* Challenge
The records should be written out in full, with nothing altered.

* Information provided
-------------------------

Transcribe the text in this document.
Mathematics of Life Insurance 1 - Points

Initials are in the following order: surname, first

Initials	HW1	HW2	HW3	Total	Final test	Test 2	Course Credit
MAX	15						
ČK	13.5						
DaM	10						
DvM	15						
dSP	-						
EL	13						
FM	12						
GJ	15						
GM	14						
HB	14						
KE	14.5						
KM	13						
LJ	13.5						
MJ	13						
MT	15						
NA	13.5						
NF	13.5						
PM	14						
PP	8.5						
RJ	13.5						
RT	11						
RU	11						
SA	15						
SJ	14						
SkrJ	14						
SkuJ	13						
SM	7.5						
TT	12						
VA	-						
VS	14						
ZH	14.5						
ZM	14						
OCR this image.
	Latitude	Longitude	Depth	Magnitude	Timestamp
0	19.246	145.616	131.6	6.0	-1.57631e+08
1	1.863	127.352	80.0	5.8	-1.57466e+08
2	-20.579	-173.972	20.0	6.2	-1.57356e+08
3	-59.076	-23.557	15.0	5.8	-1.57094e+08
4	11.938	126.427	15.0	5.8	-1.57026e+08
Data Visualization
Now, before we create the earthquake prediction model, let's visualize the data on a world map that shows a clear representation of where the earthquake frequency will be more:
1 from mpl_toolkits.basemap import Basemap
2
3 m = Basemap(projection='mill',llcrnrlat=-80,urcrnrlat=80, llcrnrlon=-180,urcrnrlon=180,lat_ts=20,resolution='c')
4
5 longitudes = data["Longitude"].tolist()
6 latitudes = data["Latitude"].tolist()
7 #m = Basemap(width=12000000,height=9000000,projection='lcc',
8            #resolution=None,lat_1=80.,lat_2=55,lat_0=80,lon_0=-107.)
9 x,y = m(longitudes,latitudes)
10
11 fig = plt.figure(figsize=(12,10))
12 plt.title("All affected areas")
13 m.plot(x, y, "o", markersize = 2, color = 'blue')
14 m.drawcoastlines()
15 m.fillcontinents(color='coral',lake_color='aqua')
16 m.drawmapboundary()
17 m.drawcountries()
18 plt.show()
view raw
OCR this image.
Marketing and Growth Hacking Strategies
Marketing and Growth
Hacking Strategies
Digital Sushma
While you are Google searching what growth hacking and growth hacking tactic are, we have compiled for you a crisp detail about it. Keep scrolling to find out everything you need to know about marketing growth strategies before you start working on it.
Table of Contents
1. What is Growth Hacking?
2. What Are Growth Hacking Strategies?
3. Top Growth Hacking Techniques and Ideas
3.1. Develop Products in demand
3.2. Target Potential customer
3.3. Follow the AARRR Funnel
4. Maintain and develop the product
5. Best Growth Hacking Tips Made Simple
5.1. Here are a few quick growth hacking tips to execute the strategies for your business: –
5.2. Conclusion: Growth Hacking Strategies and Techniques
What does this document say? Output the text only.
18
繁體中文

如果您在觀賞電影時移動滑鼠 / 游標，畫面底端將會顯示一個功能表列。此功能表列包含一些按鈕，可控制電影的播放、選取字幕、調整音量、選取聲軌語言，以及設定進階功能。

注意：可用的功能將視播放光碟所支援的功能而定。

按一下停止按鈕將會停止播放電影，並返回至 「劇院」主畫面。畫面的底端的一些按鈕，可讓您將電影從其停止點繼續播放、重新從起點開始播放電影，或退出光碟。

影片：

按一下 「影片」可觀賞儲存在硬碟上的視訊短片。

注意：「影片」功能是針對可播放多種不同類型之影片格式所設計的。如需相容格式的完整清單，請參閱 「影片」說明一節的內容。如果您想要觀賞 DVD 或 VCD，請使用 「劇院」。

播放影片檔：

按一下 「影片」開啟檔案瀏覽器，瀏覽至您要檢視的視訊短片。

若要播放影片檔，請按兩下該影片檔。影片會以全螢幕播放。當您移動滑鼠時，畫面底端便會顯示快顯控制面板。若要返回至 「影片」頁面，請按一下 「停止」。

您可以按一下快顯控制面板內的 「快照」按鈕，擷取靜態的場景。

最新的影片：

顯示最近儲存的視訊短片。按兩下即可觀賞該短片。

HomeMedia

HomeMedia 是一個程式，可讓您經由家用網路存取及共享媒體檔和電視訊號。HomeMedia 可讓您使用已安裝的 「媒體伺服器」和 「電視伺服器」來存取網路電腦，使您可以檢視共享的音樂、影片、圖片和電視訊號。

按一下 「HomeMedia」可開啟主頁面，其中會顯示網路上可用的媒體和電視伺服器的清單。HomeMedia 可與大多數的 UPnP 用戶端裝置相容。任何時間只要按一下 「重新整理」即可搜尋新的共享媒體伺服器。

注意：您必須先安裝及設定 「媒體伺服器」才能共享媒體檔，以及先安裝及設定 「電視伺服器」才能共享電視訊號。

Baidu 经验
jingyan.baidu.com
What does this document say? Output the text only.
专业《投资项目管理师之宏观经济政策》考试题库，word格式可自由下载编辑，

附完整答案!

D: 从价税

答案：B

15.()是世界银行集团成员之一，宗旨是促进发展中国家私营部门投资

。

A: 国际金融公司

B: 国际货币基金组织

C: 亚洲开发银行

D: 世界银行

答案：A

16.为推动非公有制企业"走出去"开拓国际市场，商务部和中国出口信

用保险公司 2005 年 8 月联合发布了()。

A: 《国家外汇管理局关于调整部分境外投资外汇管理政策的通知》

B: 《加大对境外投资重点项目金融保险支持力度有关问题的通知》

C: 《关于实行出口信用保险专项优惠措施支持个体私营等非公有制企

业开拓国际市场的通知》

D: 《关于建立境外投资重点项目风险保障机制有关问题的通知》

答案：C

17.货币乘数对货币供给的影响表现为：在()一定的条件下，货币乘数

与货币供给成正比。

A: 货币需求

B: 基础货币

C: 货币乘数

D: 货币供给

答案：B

-------------------------

* Result of the exercise
Transcribe the text in this document.
Mathematics of Life Insurance 1 - Points

Initials are in the following order: surname, first

Initials	HW1	HW2	HW3	Total	Final test	Test 2	Course Credit
MAX	15						
ČK	13.5						
DaM	10						
DvM	15						
dSP	-						
EL	13						
FM	12						
GJ	15						
GM	14						
HB	14						
KE	14.5						
KM	13						
LJ	13.5						
MJ	13						
MT	15						
NA	13.5						
NF	13.5						
PM	14						
PP	8.5						
RJ	13.5						
RT	11						
RU	11						
SA	15						
SJ	14						
SkrJ	14						
SkuJ	13						
SM	7.5						
TT	12						
VA	-						
VS	14						
ZH	14.5						
ZM	14						
OCR this image.
	Latitude	Longitude	Depth	Magnitude	Timestamp
0	19.246	145.616	131.6	6.0	-1.57631e+08
1	1.863	127.352	80.0	5.8	-1.57466e+08
2	-20.579	-173.972	20.0	6.2	-1.57356e+08
3	-59.076	-23.557	15.0	5.8	-1.57094e+08
4	11.938	126.427	15.0	5.8	-1.57026e+08
Data Visualization
Now, before we create the earthquake prediction model, let's visualize the data on a world map that shows a clear representation of where the earthquake frequency will be more:
1 from mpl_toolkits.basemap import Basemap
2
3 m = Basemap(projection='mill',llcrnrlat=-80,urcrnrlat=80, llcrnrlon=-180,urcrnrlon=180,lat_ts=20,resolution='c')
4
5 longitudes = data["Longitude"].tolist()
6 latitudes = data["Latitude"].tolist()
7 #m = Basemap(width=12000000,height=9000000,projection='lcc',
8            #resolution=None,lat_1=80.,lat_2=55,lat_0=80,lon_0=-107.)
9 x,y = m(longitudes,latitudes)
10
11 fig = plt.figure(figsize=(12,10))
12 plt.title("All affected areas")
13 m.plot(x, y, "o", markersize = 2, color = 'blue')
14 m.drawcoastlines()
15 m.fillcontinents(color='coral',lake_color='aqua')
16 m.drawmapboundary()
17 m.drawcountries()
18 plt.show()
view raw
OCR this image.
Marketing and Growth Hacking Strategies
Marketing and Growth
Hacking Strategies
Digital Sushma
While you are Google searching what growth hacking and growth hacking tactic are, we have compiled for you a crisp detail about it. Keep scrolling to find out everything you need to know about marketing growth strategies before you start working on it.
Table of Contents
1. What is Growth Hacking?
2. What Are Growth Hacking Strategies?
3. Top Growth Hacking Techniques and Ideas
3.1. Develop Products in demand
3.2. Target Potential customer
3.3. Follow the AARRR Funnel
4. Maintain and develop the product
5. Best Growth Hacking Tips Made Simple
5.1. Here are a few quick growth hacking tips to execute the strategies for your business: –
5.2. Conclusion: Growth Hacking Strategies and Techniques
What does this document say? Output the text only.
18
繁體中文

如果您在觀賞電影時移動滑鼠 / 游標，畫面底端將會顯示一個功能表列。此功能表列包含一些按鈕，可控制電影的播放、選取字幕、調整音量、選取聲軌語言，以及設定進階功能。

注意：可用的功能將視播放光碟所支援的功能而定。

按一下停止按鈕將會停止播放電影，並返回至 「劇院」主畫面。畫面的底端的一些按鈕，可讓您將電影從其停止點繼續播放、重新從起點開始播放電影，或退出光碟。

影片：

按一下 「影片」可觀賞儲存在硬碟上的視訊短片。

注意：「影片」功能是針對可播放多種不同類型之影片格式所設計的。如需相容格式的完整清單，請參閱 「影片」說明一節的內容。如果您想要觀賞 DVD 或 VCD，請使用 「劇院」。

播放影片檔：

按一下 「影片」開啟檔案瀏覽器，瀏覽至您要檢視的視訊短片。

若要播放影片檔，請按兩下該影片檔。影片會以全螢幕播放。當您移動滑鼠時，畫面底端便會顯示快顯控制面板。若要返回至 「影片」頁面，請按一下 「停止」。

您可以按一下快顯控制面板內的 「快照」按鈕，擷取靜態的場景。

最新的影片：

顯示最近儲存的視訊短片。按兩下即可觀賞該短片。

HomeMedia

HomeMedia 是一個程式，可讓您經由家用網路存取及共享媒體檔和電視訊號。HomeMedia 可讓您使用已安裝的 「媒體伺服器」和 「電視伺服器」來存取網路電腦，使您可以檢視共享的音樂、影片、圖片和電視訊號。

按一下 「HomeMedia」可開啟主頁面，其中會顯示網路上可用的媒體和電視伺服器的清單。HomeMedia 可與大多數的 UPnP 用戶端裝置相容。任何時間只要按一下 「重新整理」即可搜尋新的共享媒體伺服器。

注意：您必須先安裝及設定 「媒體伺服器」才能共享媒體檔，以及先安裝及設定 「電視伺服器」才能共享電視訊號。

Baidu 经验
jingyan.baidu.com
What does this document say? Output the text only.
专业《投资项目管理师之宏观经济政策》考试题库，word格式可自由下载编辑，

附完整答案!

D: 从价税

答案：B

15.()是世界银行集团成员之一，宗旨是促进发展中国家私营部门投资

。

A: 国际金融公司

B: 国际货币基金组织

C: 亚洲开发银行

D: 世界银行

答案：A

16.为推动非公有制企业"走出去"开拓国际市场，商务部和中国出口信

用保险公司 2005 年 8 月联合发布了()。

A: 《国家外汇管理局关于调整部分境外投资外汇管理政策的通知》

B: 《加大对境外投资重点项目金融保险支持力度有关问题的通知》

C: 《关于实行出口信用保险专项优惠措施支持个体私营等非公有制企

业开拓国际市场的通知》

D: 《关于建立境外投资重点项目风险保障机制有关问题的通知》

答案：C

17.货币乘数对货币供给的影响表现为：在()一定的条件下，货币乘数

与货币供给成正比。

A: 货币需求

B: 基础货币

C: 货币乘数

D: 货币供给

答案：B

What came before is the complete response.